* Objective: Return every record below exactly as written, omitting any pictures.

[Dataset listings of figures]

** START **

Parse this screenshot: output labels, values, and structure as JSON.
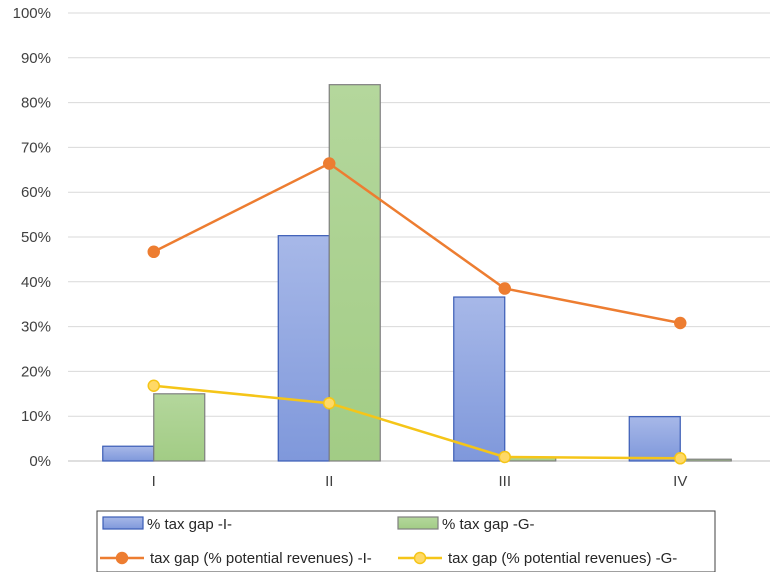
{
  "chart_data": {
    "type": "bar",
    "categories": [
      "I",
      "II",
      "III",
      "IV"
    ],
    "ylim": [
      0,
      100
    ],
    "y_ticks": [
      "0%",
      "10%",
      "20%",
      "30%",
      "40%",
      "50%",
      "60%",
      "70%",
      "80%",
      "90%",
      "100%"
    ],
    "grid": true,
    "legend_position": "bottom",
    "bar_series": [
      {
        "name": "% tax gap -I-",
        "values": [
          3.3,
          50.3,
          36.6,
          9.9
        ],
        "color": "#8fa6e0",
        "stroke": "#3a5cb6"
      },
      {
        "name": "% tax gap -G-",
        "values": [
          15.0,
          84.0,
          0.8,
          0.4
        ],
        "color": "#a9d18e",
        "stroke": "#7f7f7f"
      }
    ],
    "line_series": [
      {
        "name": "tax gap (% potential revenues) -I-",
        "values": [
          46.7,
          66.4,
          38.5,
          30.8
        ],
        "color": "#ed7d31"
      },
      {
        "name": "tax gap (% potential revenues) -G-",
        "values": [
          16.8,
          12.9,
          0.9,
          0.6
        ],
        "color": "#f5c518",
        "marker_fill": "#ffd966"
      }
    ]
  }
}
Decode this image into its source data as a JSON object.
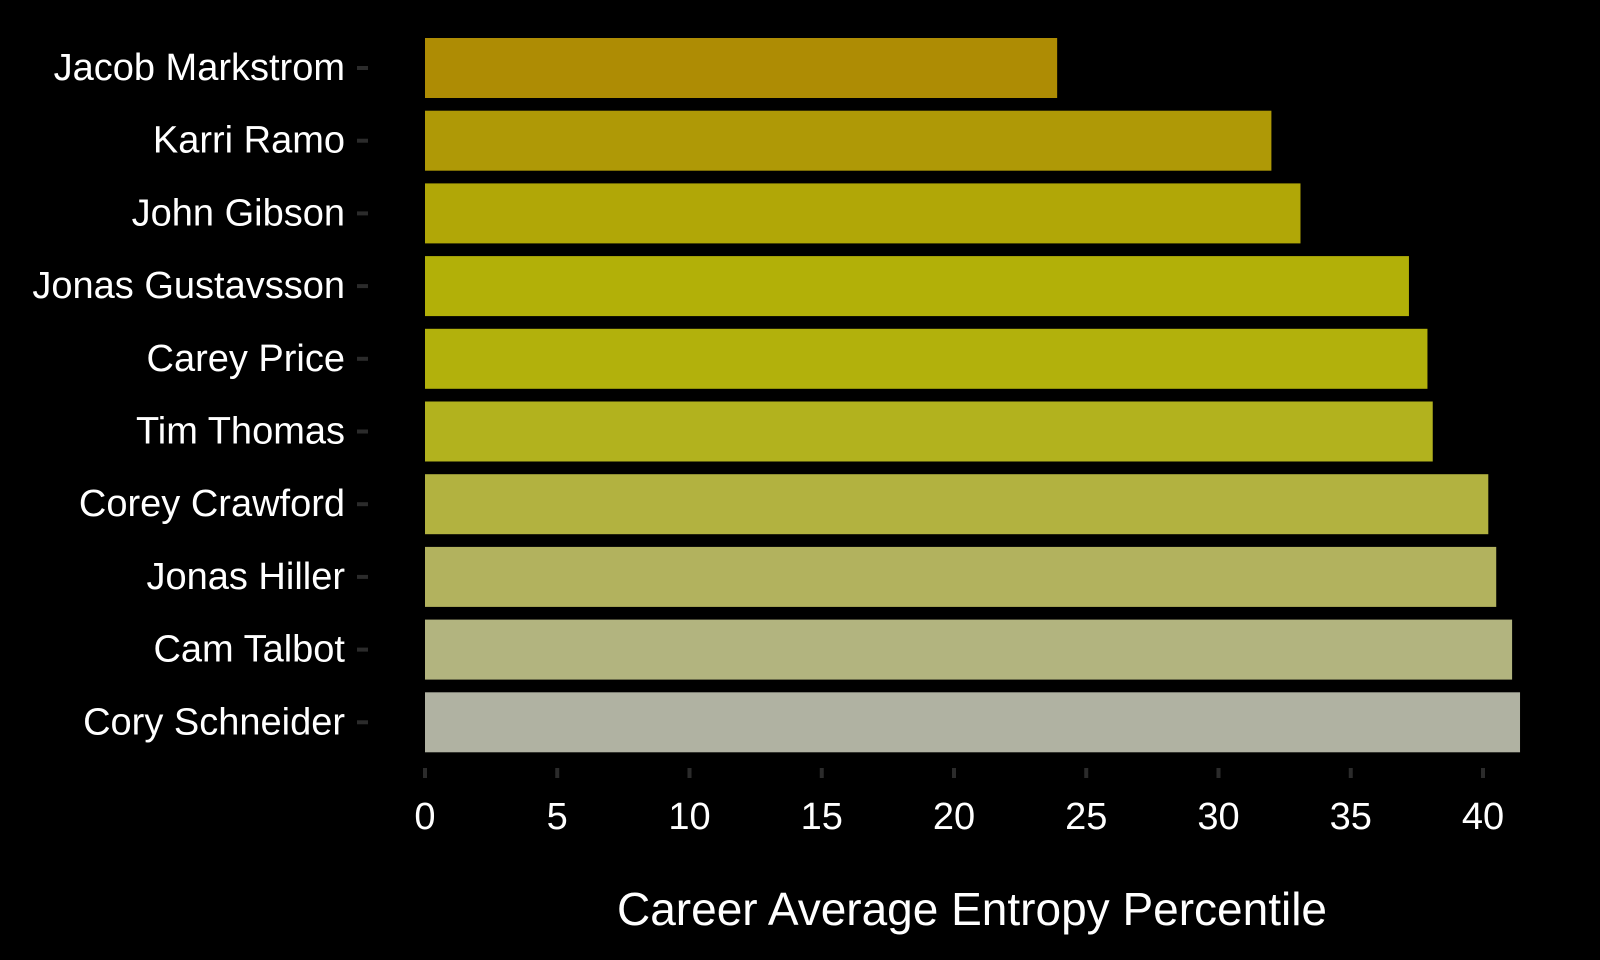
{
  "chart_data": {
    "type": "bar",
    "orientation": "horizontal",
    "categories": [
      "Jacob Markstrom",
      "Karri Ramo",
      "John Gibson",
      "Jonas Gustavsson",
      "Carey Price",
      "Tim Thomas",
      "Corey Crawford",
      "Jonas Hiller",
      "Cam Talbot",
      "Cory Schneider"
    ],
    "values": [
      23.9,
      32.0,
      33.1,
      37.2,
      37.9,
      38.1,
      40.2,
      40.5,
      41.1,
      41.4
    ],
    "colors": [
      "#ae8c04",
      "#af9906",
      "#b1a707",
      "#b2b008",
      "#b2b10c",
      "#b2b21e",
      "#b2b240",
      "#b2b25e",
      "#b2b47f",
      "#b0b2a2"
    ],
    "xlabel": "Career Average Entropy Percentile",
    "ylabel": "",
    "title": "",
    "xlim": [
      0,
      41.7
    ],
    "xticks": [
      0,
      5,
      10,
      15,
      20,
      25,
      30,
      35,
      40
    ],
    "grid": false,
    "legend": "none",
    "background": "#000000",
    "text_color": "#ffffff"
  }
}
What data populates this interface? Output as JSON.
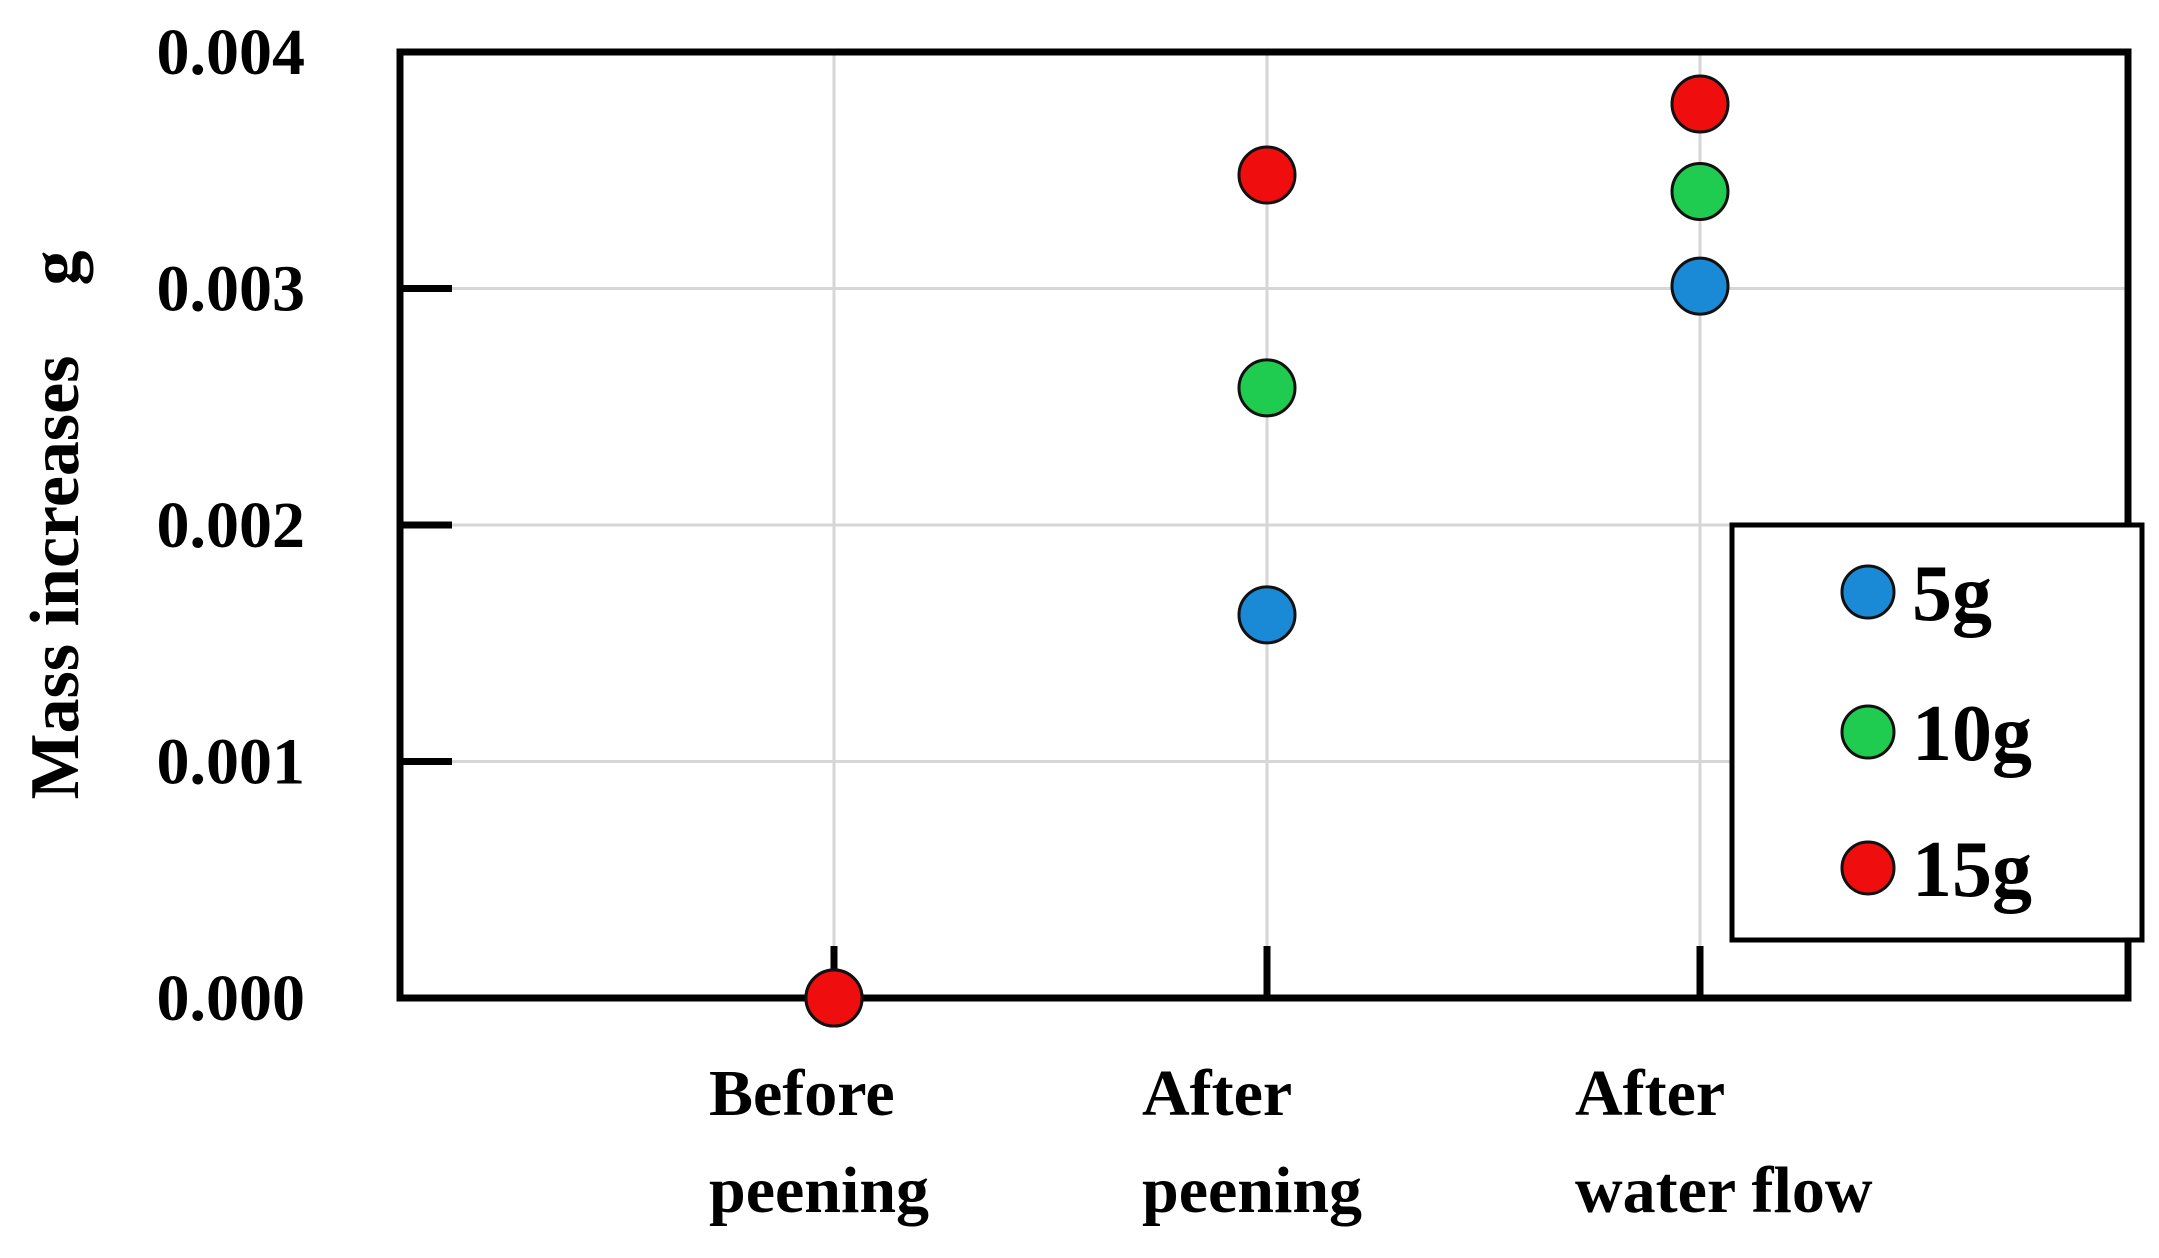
{
  "chart_data": {
    "type": "scatter",
    "title": "",
    "xlabel": "",
    "ylabel": "Mass increases　g",
    "categories": [
      "Before peening",
      "After peening",
      "After water flow"
    ],
    "category_lines": [
      [
        "Before",
        "peening"
      ],
      [
        "After",
        "peening"
      ],
      [
        "After",
        "water flow"
      ]
    ],
    "ylim": [
      0,
      0.004
    ],
    "yticks": [
      0,
      0.001,
      0.002,
      0.003,
      0.004
    ],
    "ytick_labels": [
      "0.000",
      "0.001",
      "0.002",
      "0.003",
      "0.004"
    ],
    "grid": true,
    "legend_position": "right",
    "series": [
      {
        "name": "5g",
        "color": "#1b8ad6",
        "values": [
          0,
          0.00162,
          0.00301
        ]
      },
      {
        "name": "10g",
        "color": "#1fcc50",
        "values": [
          0,
          0.00258,
          0.00341
        ]
      },
      {
        "name": "15g",
        "color": "#f00d0d",
        "values": [
          0,
          0.00348,
          0.00378
        ]
      }
    ]
  }
}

** END **

* Answer for this exercise:
Parse this screenshot: output labels, values, and structure as JSON.
{
  "chart_data": {
    "type": "bar",
    "categories": [
      "I",
      "II",
      "III",
      "IV"
    ],
    "ylim": [
      0,
      100
    ],
    "y_ticks": [
      "0%",
      "10%",
      "20%",
      "30%",
      "40%",
      "50%",
      "60%",
      "70%",
      "80%",
      "90%",
      "100%"
    ],
    "grid": true,
    "legend_position": "bottom",
    "bar_series": [
      {
        "name": "% tax gap -I-",
        "values": [
          3.3,
          50.3,
          36.6,
          9.9
        ],
        "color": "#8fa6e0",
        "stroke": "#3a5cb6"
      },
      {
        "name": "% tax gap -G-",
        "values": [
          15.0,
          84.0,
          0.8,
          0.4
        ],
        "color": "#a9d18e",
        "stroke": "#7f7f7f"
      }
    ],
    "line_series": [
      {
        "name": "tax gap (% potential revenues) -I-",
        "values": [
          46.7,
          66.4,
          38.5,
          30.8
        ],
        "color": "#ed7d31"
      },
      {
        "name": "tax gap (% potential revenues) -G-",
        "values": [
          16.8,
          12.9,
          0.9,
          0.6
        ],
        "color": "#f5c518",
        "marker_fill": "#ffd966"
      }
    ]
  }
}
Decode this image into its source data as a JSON object.
{
  "chart_data": {
    "type": "bar",
    "orientation": "horizontal",
    "categories": [
      "Jacob Markstrom",
      "Karri Ramo",
      "John Gibson",
      "Jonas Gustavsson",
      "Carey Price",
      "Tim Thomas",
      "Corey Crawford",
      "Jonas Hiller",
      "Cam Talbot",
      "Cory Schneider"
    ],
    "values": [
      23.9,
      32.0,
      33.1,
      37.2,
      37.9,
      38.1,
      40.2,
      40.5,
      41.1,
      41.4
    ],
    "colors": [
      "#ae8c04",
      "#af9906",
      "#b1a707",
      "#b2b008",
      "#b2b10c",
      "#b2b21e",
      "#b2b240",
      "#b2b25e",
      "#b2b47f",
      "#b0b2a2"
    ],
    "xlabel": "Career Average Entropy Percentile",
    "ylabel": "",
    "title": "",
    "xlim": [
      0,
      41.7
    ],
    "xticks": [
      0,
      5,
      10,
      15,
      20,
      25,
      30,
      35,
      40
    ],
    "grid": false,
    "legend": "none",
    "background": "#000000",
    "text_color": "#ffffff"
  }
}
What data populates this interface? Output as JSON.
{
  "chart_data": {
    "type": "scatter",
    "title": "",
    "xlabel": "",
    "ylabel": "Mass increases　g",
    "categories": [
      "Before peening",
      "After peening",
      "After water flow"
    ],
    "category_lines": [
      [
        "Before",
        "peening"
      ],
      [
        "After",
        "peening"
      ],
      [
        "After",
        "water flow"
      ]
    ],
    "ylim": [
      0,
      0.004
    ],
    "yticks": [
      0,
      0.001,
      0.002,
      0.003,
      0.004
    ],
    "ytick_labels": [
      "0.000",
      "0.001",
      "0.002",
      "0.003",
      "0.004"
    ],
    "grid": true,
    "legend_position": "right",
    "series": [
      {
        "name": "5g",
        "color": "#1b8ad6",
        "values": [
          0,
          0.00162,
          0.00301
        ]
      },
      {
        "name": "10g",
        "color": "#1fcc50",
        "values": [
          0,
          0.00258,
          0.00341
        ]
      },
      {
        "name": "15g",
        "color": "#f00d0d",
        "values": [
          0,
          0.00348,
          0.00378
        ]
      }
    ]
  }
}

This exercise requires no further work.